** start of Working data **
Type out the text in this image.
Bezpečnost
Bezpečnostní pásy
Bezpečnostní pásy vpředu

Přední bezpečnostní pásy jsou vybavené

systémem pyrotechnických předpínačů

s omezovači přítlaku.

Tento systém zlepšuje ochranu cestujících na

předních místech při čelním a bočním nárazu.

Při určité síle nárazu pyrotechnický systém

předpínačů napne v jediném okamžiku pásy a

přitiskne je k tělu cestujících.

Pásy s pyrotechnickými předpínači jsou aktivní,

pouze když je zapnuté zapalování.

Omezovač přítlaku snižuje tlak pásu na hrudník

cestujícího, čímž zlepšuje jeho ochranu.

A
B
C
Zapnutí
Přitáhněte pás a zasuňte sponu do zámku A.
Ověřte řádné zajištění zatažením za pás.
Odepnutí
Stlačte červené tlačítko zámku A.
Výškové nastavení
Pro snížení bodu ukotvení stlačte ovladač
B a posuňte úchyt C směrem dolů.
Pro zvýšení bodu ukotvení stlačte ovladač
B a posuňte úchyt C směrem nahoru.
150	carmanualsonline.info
** end of Working data **
> **Exercise description**:
Above are some records. Print them all exactly.

> **The answer**:
Type out the text in this image.
Bezpečnost
Bezpečnostní pásy
Bezpečnostní pásy vpředu

Přední bezpečnostní pásy jsou vybavené

systémem pyrotechnických předpínačů

s omezovači přítlaku.

Tento systém zlepšuje ochranu cestujících na

předních místech při čelním a bočním nárazu.

Při určité síle nárazu pyrotechnický systém

předpínačů napne v jediném okamžiku pásy a

přitiskne je k tělu cestujících.

Pásy s pyrotechnickými předpínači jsou aktivní,

pouze když je zapnuté zapalování.

Omezovač přítlaku snižuje tlak pásu na hrudník

cestujícího, čímž zlepšuje jeho ochranu.

A
B
C
Zapnutí
Přitáhněte pás a zasuňte sponu do zámku A.
Ověřte řádné zajištění zatažením za pás.
Odepnutí
Stlačte červené tlačítko zámku A.
Výškové nastavení
Pro snížení bodu ukotvení stlačte ovladač
B a posuňte úchyt C směrem dolů.
Pro zvýšení bodu ukotvení stlačte ovladač
B a posuňte úchyt C směrem nahoru.
150	carmanualsonline.info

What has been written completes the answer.